**THE PROBLEM**
Restate each entry word for word, leaving nothing out.

**RECORD LIST**
*-*-*

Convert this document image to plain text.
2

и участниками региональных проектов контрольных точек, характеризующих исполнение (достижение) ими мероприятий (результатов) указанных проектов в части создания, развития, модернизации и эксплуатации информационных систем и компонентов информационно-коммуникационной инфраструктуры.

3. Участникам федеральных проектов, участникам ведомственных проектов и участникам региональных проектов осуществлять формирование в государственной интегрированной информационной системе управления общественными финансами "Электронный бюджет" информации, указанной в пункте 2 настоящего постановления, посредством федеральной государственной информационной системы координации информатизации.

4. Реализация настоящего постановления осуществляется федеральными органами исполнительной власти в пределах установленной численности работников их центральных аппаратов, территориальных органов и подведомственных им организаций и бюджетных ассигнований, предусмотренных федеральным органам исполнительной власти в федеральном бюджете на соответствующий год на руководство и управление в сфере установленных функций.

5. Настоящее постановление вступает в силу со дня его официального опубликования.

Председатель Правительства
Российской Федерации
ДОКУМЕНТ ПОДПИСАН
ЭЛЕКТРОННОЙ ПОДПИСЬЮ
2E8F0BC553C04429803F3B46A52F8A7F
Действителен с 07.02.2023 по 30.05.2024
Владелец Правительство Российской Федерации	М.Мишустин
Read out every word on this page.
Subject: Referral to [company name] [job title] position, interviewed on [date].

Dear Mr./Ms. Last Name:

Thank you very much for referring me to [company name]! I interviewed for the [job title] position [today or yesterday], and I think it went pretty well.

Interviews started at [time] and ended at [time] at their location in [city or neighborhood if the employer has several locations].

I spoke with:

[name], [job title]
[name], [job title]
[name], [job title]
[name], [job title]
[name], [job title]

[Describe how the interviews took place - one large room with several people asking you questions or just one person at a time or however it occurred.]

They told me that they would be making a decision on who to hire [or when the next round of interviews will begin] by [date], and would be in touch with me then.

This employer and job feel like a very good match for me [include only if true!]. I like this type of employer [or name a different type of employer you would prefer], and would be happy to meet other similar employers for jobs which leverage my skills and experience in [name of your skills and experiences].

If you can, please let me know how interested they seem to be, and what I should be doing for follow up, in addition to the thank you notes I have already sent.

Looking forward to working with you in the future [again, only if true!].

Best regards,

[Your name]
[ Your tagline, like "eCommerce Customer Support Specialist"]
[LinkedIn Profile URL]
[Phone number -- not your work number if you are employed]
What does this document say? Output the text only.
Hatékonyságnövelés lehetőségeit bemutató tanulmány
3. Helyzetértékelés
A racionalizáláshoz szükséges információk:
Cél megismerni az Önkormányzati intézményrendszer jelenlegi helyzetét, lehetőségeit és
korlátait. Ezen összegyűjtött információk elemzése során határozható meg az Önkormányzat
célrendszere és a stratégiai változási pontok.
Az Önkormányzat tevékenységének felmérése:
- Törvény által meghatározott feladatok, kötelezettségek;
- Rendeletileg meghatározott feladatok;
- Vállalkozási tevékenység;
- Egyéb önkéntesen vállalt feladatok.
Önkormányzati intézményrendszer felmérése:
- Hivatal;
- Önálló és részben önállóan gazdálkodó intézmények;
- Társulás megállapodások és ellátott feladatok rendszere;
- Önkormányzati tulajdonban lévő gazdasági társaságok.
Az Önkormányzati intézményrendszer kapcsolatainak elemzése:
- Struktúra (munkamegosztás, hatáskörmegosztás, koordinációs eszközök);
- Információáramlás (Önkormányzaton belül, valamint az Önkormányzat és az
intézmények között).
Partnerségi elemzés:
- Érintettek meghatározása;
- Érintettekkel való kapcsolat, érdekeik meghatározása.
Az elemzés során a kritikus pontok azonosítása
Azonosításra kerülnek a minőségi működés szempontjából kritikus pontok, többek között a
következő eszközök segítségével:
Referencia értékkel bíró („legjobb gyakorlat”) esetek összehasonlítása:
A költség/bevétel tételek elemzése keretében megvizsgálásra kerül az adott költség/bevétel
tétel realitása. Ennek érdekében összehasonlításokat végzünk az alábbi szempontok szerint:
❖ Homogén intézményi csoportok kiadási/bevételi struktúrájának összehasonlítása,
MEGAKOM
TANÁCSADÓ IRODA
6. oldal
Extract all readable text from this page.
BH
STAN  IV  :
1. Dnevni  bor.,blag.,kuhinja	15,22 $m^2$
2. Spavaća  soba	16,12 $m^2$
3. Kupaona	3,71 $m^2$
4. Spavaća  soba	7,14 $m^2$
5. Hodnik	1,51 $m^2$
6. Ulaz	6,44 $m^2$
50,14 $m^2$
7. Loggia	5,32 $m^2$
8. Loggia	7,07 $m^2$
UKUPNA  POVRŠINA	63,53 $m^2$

*-*-*

**ANSWER FOR THIS EXERCISE**
Convert this document image to plain text.
2

и участниками региональных проектов контрольных точек, характеризующих исполнение (достижение) ими мероприятий (результатов) указанных проектов в части создания, развития, модернизации и эксплуатации информационных систем и компонентов информационно-коммуникационной инфраструктуры.

3. Участникам федеральных проектов, участникам ведомственных проектов и участникам региональных проектов осуществлять формирование в государственной интегрированной информационной системе управления общественными финансами "Электронный бюджет" информации, указанной в пункте 2 настоящего постановления, посредством федеральной государственной информационной системы координации информатизации.

4. Реализация настоящего постановления осуществляется федеральными органами исполнительной власти в пределах установленной численности работников их центральных аппаратов, территориальных органов и подведомственных им организаций и бюджетных ассигнований, предусмотренных федеральным органам исполнительной власти в федеральном бюджете на соответствующий год на руководство и управление в сфере установленных функций.

5. Настоящее постановление вступает в силу со дня его официального опубликования.

Председатель Правительства
Российской Федерации
ДОКУМЕНТ ПОДПИСАН
ЭЛЕКТРОННОЙ ПОДПИСЬЮ
2E8F0BC553C04429803F3B46A52F8A7F
Действителен с 07.02.2023 по 30.05.2024
Владелец Правительство Российской Федерации	М.Мишустин
Read out every word on this page.
Subject: Referral to [company name] [job title] position, interviewed on [date].

Dear Mr./Ms. Last Name:

Thank you very much for referring me to [company name]! I interviewed for the [job title] position [today or yesterday], and I think it went pretty well.

Interviews started at [time] and ended at [time] at their location in [city or neighborhood if the employer has several locations].

I spoke with:

[name], [job title]
[name], [job title]
[name], [job title]
[name], [job title]
[name], [job title]

[Describe how the interviews took place - one large room with several people asking you questions or just one person at a time or however it occurred.]

They told me that they would be making a decision on who to hire [or when the next round of interviews will begin] by [date], and would be in touch with me then.

This employer and job feel like a very good match for me [include only if true!]. I like this type of employer [or name a different type of employer you would prefer], and would be happy to meet other similar employers for jobs which leverage my skills and experience in [name of your skills and experiences].

If you can, please let me know how interested they seem to be, and what I should be doing for follow up, in addition to the thank you notes I have already sent.

Looking forward to working with you in the future [again, only if true!].

Best regards,

[Your name]
[ Your tagline, like "eCommerce Customer Support Specialist"]
[LinkedIn Profile URL]
[Phone number -- not your work number if you are employed]
What does this document say? Output the text only.
Hatékonyságnövelés lehetőségeit bemutató tanulmány
3. Helyzetértékelés
A racionalizáláshoz szükséges információk:
Cél megismerni az Önkormányzati intézményrendszer jelenlegi helyzetét, lehetőségeit és
korlátait. Ezen összegyűjtött információk elemzése során határozható meg az Önkormányzat
célrendszere és a stratégiai változási pontok.
Az Önkormányzat tevékenységének felmérése:
- Törvény által meghatározott feladatok, kötelezettségek;
- Rendeletileg meghatározott feladatok;
- Vállalkozási tevékenység;
- Egyéb önkéntesen vállalt feladatok.
Önkormányzati intézményrendszer felmérése:
- Hivatal;
- Önálló és részben önállóan gazdálkodó intézmények;
- Társulás megállapodások és ellátott feladatok rendszere;
- Önkormányzati tulajdonban lévő gazdasági társaságok.
Az Önkormányzati intézményrendszer kapcsolatainak elemzése:
- Struktúra (munkamegosztás, hatáskörmegosztás, koordinációs eszközök);
- Információáramlás (Önkormányzaton belül, valamint az Önkormányzat és az
intézmények között).
Partnerségi elemzés:
- Érintettek meghatározása;
- Érintettekkel való kapcsolat, érdekeik meghatározása.
Az elemzés során a kritikus pontok azonosítása
Azonosításra kerülnek a minőségi működés szempontjából kritikus pontok, többek között a
következő eszközök segítségével:
Referencia értékkel bíró („legjobb gyakorlat”) esetek összehasonlítása:
A költség/bevétel tételek elemzése keretében megvizsgálásra kerül az adott költség/bevétel
tétel realitása. Ennek érdekében összehasonlításokat végzünk az alábbi szempontok szerint:
❖ Homogén intézményi csoportok kiadási/bevételi struktúrájának összehasonlítása,
MEGAKOM
TANÁCSADÓ IRODA
6. oldal
Extract all readable text from this page.
BH
STAN  IV  :
1. Dnevni  bor.,blag.,kuhinja	15,22 $m^2$
2. Spavaća  soba	16,12 $m^2$
3. Kupaona	3,71 $m^2$
4. Spavaća  soba	7,14 $m^2$
5. Hodnik	1,51 $m^2$
6. Ulaz	6,44 $m^2$
50,14 $m^2$
7. Loggia	5,32 $m^2$
8. Loggia	7,07 $m^2$
UKUPNA  POVRŠINA	63,53 $m^2$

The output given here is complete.